Data entries
---

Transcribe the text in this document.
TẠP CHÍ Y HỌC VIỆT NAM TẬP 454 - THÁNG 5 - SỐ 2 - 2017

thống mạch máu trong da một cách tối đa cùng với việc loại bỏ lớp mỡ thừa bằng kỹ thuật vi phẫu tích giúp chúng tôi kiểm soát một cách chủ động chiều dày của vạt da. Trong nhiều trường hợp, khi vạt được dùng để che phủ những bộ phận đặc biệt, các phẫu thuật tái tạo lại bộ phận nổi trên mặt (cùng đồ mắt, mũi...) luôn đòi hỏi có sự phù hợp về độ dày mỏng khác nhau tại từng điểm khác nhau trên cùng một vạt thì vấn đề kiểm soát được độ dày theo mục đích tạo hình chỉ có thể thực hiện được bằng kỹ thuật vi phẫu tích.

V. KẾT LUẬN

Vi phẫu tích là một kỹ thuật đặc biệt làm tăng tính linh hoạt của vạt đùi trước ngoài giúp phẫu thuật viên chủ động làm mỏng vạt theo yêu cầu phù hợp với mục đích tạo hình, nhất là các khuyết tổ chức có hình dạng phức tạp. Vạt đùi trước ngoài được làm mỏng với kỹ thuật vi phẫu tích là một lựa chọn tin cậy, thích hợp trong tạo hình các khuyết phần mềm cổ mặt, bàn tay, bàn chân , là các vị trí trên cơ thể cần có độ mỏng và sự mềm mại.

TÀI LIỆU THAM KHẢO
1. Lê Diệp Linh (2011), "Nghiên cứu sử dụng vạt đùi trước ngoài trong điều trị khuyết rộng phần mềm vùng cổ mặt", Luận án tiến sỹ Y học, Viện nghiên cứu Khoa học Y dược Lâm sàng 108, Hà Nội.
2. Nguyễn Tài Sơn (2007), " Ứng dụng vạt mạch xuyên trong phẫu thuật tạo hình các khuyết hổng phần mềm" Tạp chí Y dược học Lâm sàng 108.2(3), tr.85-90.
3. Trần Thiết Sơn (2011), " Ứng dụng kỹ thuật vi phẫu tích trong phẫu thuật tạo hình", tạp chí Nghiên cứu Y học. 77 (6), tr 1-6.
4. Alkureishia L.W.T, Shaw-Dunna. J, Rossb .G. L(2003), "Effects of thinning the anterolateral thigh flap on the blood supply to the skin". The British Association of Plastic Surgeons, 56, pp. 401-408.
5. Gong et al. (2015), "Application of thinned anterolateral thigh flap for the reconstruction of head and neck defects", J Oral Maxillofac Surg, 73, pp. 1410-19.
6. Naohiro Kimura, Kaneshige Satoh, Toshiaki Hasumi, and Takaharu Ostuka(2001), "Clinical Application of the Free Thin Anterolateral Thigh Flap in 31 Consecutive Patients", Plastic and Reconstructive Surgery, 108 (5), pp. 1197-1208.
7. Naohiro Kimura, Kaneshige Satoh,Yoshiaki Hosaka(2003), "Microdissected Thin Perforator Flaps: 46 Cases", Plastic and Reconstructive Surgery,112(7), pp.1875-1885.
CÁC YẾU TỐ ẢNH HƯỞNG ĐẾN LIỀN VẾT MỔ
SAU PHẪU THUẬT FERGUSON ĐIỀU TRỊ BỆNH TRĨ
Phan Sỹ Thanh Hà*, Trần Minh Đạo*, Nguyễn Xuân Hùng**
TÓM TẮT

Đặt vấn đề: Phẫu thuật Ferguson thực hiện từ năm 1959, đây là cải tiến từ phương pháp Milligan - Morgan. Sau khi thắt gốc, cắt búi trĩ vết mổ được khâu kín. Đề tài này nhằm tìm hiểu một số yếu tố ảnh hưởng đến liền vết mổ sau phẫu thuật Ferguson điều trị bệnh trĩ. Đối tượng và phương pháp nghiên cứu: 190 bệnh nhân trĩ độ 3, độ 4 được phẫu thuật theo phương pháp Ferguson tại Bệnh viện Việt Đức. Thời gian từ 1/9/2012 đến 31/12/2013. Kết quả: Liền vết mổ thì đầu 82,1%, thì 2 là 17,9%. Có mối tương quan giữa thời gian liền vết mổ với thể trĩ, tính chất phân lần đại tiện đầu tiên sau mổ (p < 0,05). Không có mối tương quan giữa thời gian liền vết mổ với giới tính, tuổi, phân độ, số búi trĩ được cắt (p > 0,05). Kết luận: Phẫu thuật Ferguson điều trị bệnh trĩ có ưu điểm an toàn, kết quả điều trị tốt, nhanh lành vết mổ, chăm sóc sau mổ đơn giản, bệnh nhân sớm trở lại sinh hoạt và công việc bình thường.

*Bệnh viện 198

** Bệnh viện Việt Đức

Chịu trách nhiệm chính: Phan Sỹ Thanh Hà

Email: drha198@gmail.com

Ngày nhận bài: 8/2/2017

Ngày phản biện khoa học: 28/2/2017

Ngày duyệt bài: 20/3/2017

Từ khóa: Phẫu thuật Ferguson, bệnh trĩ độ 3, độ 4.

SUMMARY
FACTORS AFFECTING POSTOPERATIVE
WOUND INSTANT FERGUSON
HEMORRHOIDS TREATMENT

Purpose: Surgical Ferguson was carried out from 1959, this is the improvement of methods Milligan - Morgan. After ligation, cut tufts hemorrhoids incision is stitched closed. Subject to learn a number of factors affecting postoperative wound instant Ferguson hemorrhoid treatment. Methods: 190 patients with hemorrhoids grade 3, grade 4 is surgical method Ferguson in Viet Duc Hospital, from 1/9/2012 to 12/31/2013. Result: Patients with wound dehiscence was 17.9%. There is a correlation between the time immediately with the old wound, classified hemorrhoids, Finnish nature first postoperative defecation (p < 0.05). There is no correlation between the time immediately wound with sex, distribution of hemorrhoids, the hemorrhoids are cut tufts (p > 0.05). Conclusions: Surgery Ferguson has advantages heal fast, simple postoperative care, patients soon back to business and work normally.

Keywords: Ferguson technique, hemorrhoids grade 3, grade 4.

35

---

WHAT IS BEING ASKED. Scan the entries for lines holding the string "Trần", then copy every one of them.

RESULT FOR THIS TASK.
3. Trần Thiết Sơn (2011), " Ứng dụng kỹ thuật vi phẫu tích trong phẫu thuật tạo hình", tạp chí Nghiên cứu Y học. 77 (6), tr 1-6.
Phan Sỹ Thanh Hà*, Trần Minh Đạo*, Nguyễn Xuân Hùng**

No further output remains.